● **TASK DETAILS**: Images appear in the records below; leave them out and repeat everything else exactly.
***** MATERIAL SHOWN
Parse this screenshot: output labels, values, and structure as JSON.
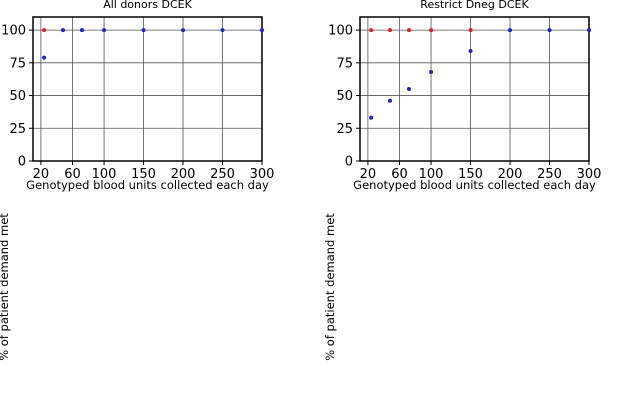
{
  "chart_data": [
    {
      "type": "scatter",
      "title": "All donors DCEK",
      "xlabel": "Genotyped blood units collected each day",
      "ylabel": "% of patient demand met",
      "xlim": [
        10,
        300
      ],
      "ylim": [
        0,
        110
      ],
      "xticks": [
        20,
        60,
        100,
        150,
        200,
        250,
        300
      ],
      "yticks": [
        0,
        25,
        50,
        75,
        100
      ],
      "grid": true,
      "series": [
        {
          "color": "#dd2222",
          "points": [
            [
              24,
              100
            ]
          ]
        },
        {
          "color": "#2222cc",
          "points": [
            [
              24,
              79
            ],
            [
              48,
              100
            ],
            [
              72,
              100
            ],
            [
              100,
              100
            ],
            [
              150,
              100
            ],
            [
              200,
              100
            ],
            [
              250,
              100
            ],
            [
              300,
              100
            ]
          ]
        }
      ]
    },
    {
      "type": "scatter",
      "title": "Restrict Dneg DCEK",
      "xlabel": "Genotyped blood units collected each day",
      "ylabel": "% of patient demand met",
      "xlim": [
        10,
        300
      ],
      "ylim": [
        0,
        110
      ],
      "xticks": [
        20,
        60,
        100,
        150,
        200,
        250,
        300
      ],
      "yticks": [
        0,
        25,
        50,
        75,
        100
      ],
      "grid": true,
      "series": [
        {
          "color": "#dd2222",
          "points": [
            [
              24,
              100
            ],
            [
              48,
              100
            ],
            [
              72,
              100
            ],
            [
              100,
              100
            ],
            [
              150,
              100
            ]
          ]
        },
        {
          "color": "#2222cc",
          "points": [
            [
              24,
              33
            ],
            [
              48,
              46
            ],
            [
              72,
              55
            ],
            [
              100,
              68
            ],
            [
              150,
              84
            ],
            [
              200,
              100
            ],
            [
              250,
              100
            ],
            [
              300,
              100
            ]
          ]
        }
      ]
    }
  ]
}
**********
● **COMPLETED EXERCISE**:
Parse this screenshot: output labels, values, and structure as JSON.
{
  "chart_data": [
    {
      "type": "scatter",
      "title": "All donors DCEK",
      "xlabel": "Genotyped blood units collected each day",
      "ylabel": "% of patient demand met",
      "xlim": [
        10,
        300
      ],
      "ylim": [
        0,
        110
      ],
      "xticks": [
        20,
        60,
        100,
        150,
        200,
        250,
        300
      ],
      "yticks": [
        0,
        25,
        50,
        75,
        100
      ],
      "grid": true,
      "series": [
        {
          "color": "#dd2222",
          "points": [
            [
              24,
              100
            ]
          ]
        },
        {
          "color": "#2222cc",
          "points": [
            [
              24,
              79
            ],
            [
              48,
              100
            ],
            [
              72,
              100
            ],
            [
              100,
              100
            ],
            [
              150,
              100
            ],
            [
              200,
              100
            ],
            [
              250,
              100
            ],
            [
              300,
              100
            ]
          ]
        }
      ]
    },
    {
      "type": "scatter",
      "title": "Restrict Dneg DCEK",
      "xlabel": "Genotyped blood units collected each day",
      "ylabel": "% of patient demand met",
      "xlim": [
        10,
        300
      ],
      "ylim": [
        0,
        110
      ],
      "xticks": [
        20,
        60,
        100,
        150,
        200,
        250,
        300
      ],
      "yticks": [
        0,
        25,
        50,
        75,
        100
      ],
      "grid": true,
      "series": [
        {
          "color": "#dd2222",
          "points": [
            [
              24,
              100
            ],
            [
              48,
              100
            ],
            [
              72,
              100
            ],
            [
              100,
              100
            ],
            [
              150,
              100
            ]
          ]
        },
        {
          "color": "#2222cc",
          "points": [
            [
              24,
              33
            ],
            [
              48,
              46
            ],
            [
              72,
              55
            ],
            [
              100,
              68
            ],
            [
              150,
              84
            ],
            [
              200,
              100
            ],
            [
              250,
              100
            ],
            [
              300,
              100
            ]
          ]
        }
      ]
    }
  ]
}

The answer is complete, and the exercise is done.